> _Work order_:
Write down exactly the lines from the one below that has "Parse this screenshot: output" to the end of the data, both ends included; the pictures should not appear in your copy.

━━━━━ Extracted records

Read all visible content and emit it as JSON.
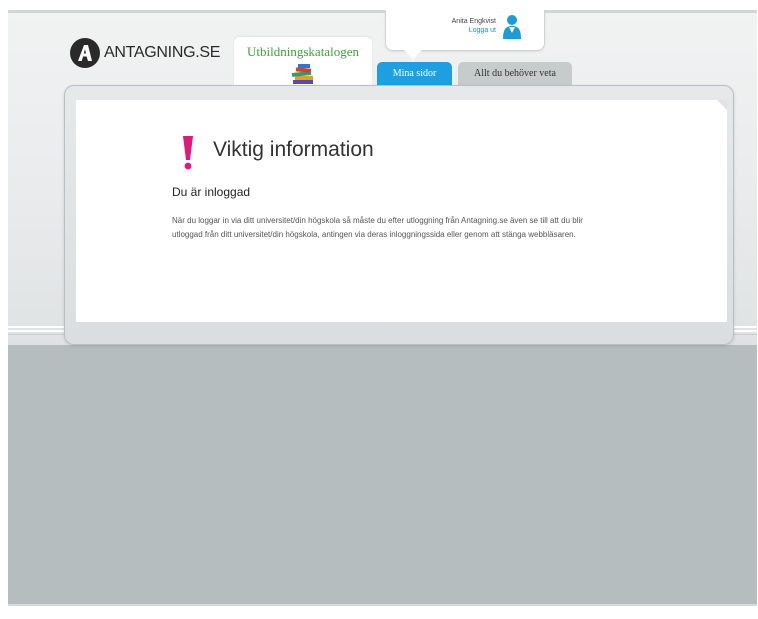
{
  "header": {
    "logo_text": "ANTAGNING.SE",
    "user": {
      "name": "Anita Engkvist",
      "logout_label": "Logga ut"
    },
    "tabs": [
      {
        "label": "Utbildningskatalogen",
        "icon": "books-icon"
      },
      {
        "label": "Mina sidor",
        "active": true
      },
      {
        "label": "Allt du behöver veta"
      }
    ]
  },
  "main": {
    "title": "Viktig information",
    "subtitle": "Du är inloggad",
    "body": "När du loggar in via ditt universitet/din högskola så måste du efter utloggning från Antagning.se även se till att du blir utloggad från ditt universitet/din högskola, antingen via deras inloggningssida eller genom att stänga webbläsaren."
  },
  "colors": {
    "accent_blue": "#1ea0e0",
    "catalog_green": "#3aa33a",
    "exclamation": "#e0197d",
    "background_gray": "#b5bdbf"
  }
}
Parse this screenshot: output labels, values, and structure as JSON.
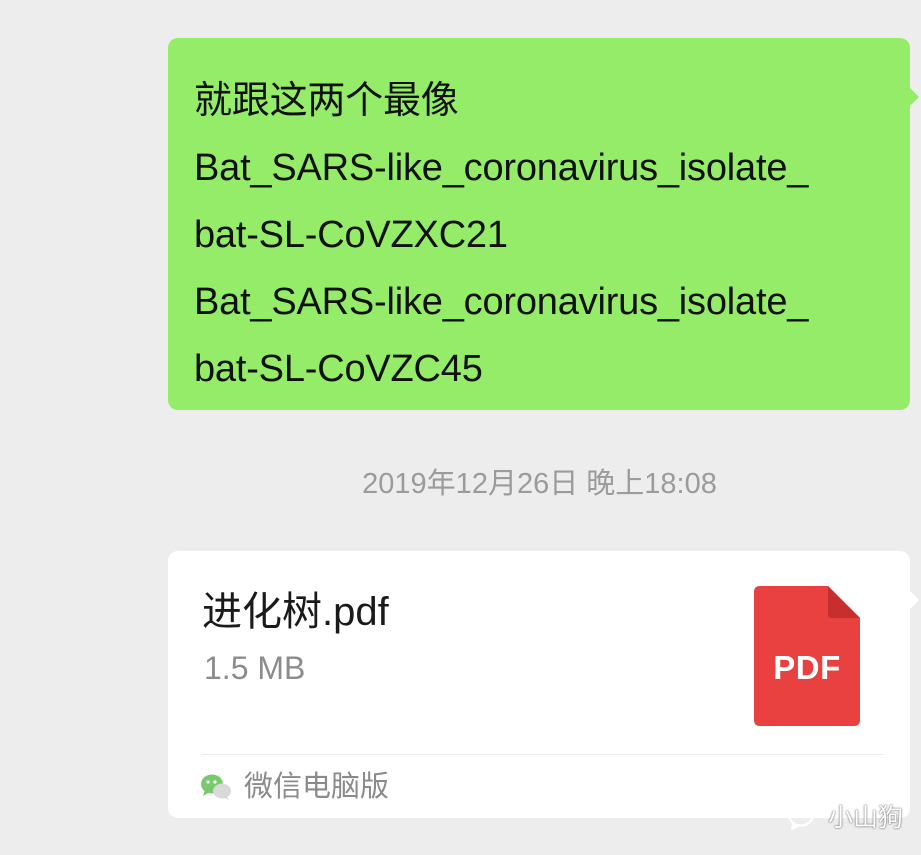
{
  "messages": {
    "text_bubble": {
      "lines": [
        "就跟这两个最像",
        "Bat_SARS-like_coronavirus_isolate_",
        "bat-SL-CoVZXC21",
        "Bat_SARS-like_coronavirus_isolate_",
        "bat-SL-CoVZC45"
      ],
      "bubble_color": "#95ec69"
    },
    "timestamp": "2019年12月26日 晚上18:08",
    "file_card": {
      "file_name": "进化树.pdf",
      "file_size": "1.5 MB",
      "file_icon": "pdf-file-icon",
      "file_icon_label": "PDF",
      "file_icon_color": "#e94040",
      "source_icon": "wechat-icon",
      "source_label": "微信电脑版"
    }
  },
  "watermark": {
    "icon": "wechat-official-account-icon",
    "text": "小山狗"
  }
}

━━━━━━━━━━

> _Written answer_:
Parse this screenshot: output labels, values, and structure as JSON.
{
  "messages": {
    "text_bubble": {
      "lines": [
        "就跟这两个最像",
        "Bat_SARS-like_coronavirus_isolate_",
        "bat-SL-CoVZXC21",
        "Bat_SARS-like_coronavirus_isolate_",
        "bat-SL-CoVZC45"
      ],
      "bubble_color": "#95ec69"
    },
    "timestamp": "2019年12月26日 晚上18:08",
    "file_card": {
      "file_name": "进化树.pdf",
      "file_size": "1.5 MB",
      "file_icon": "pdf-file-icon",
      "file_icon_label": "PDF",
      "file_icon_color": "#e94040",
      "source_icon": "wechat-icon",
      "source_label": "微信电脑版"
    }
  },
  "watermark": {
    "icon": "wechat-official-account-icon",
    "text": "小山狗"
  }
}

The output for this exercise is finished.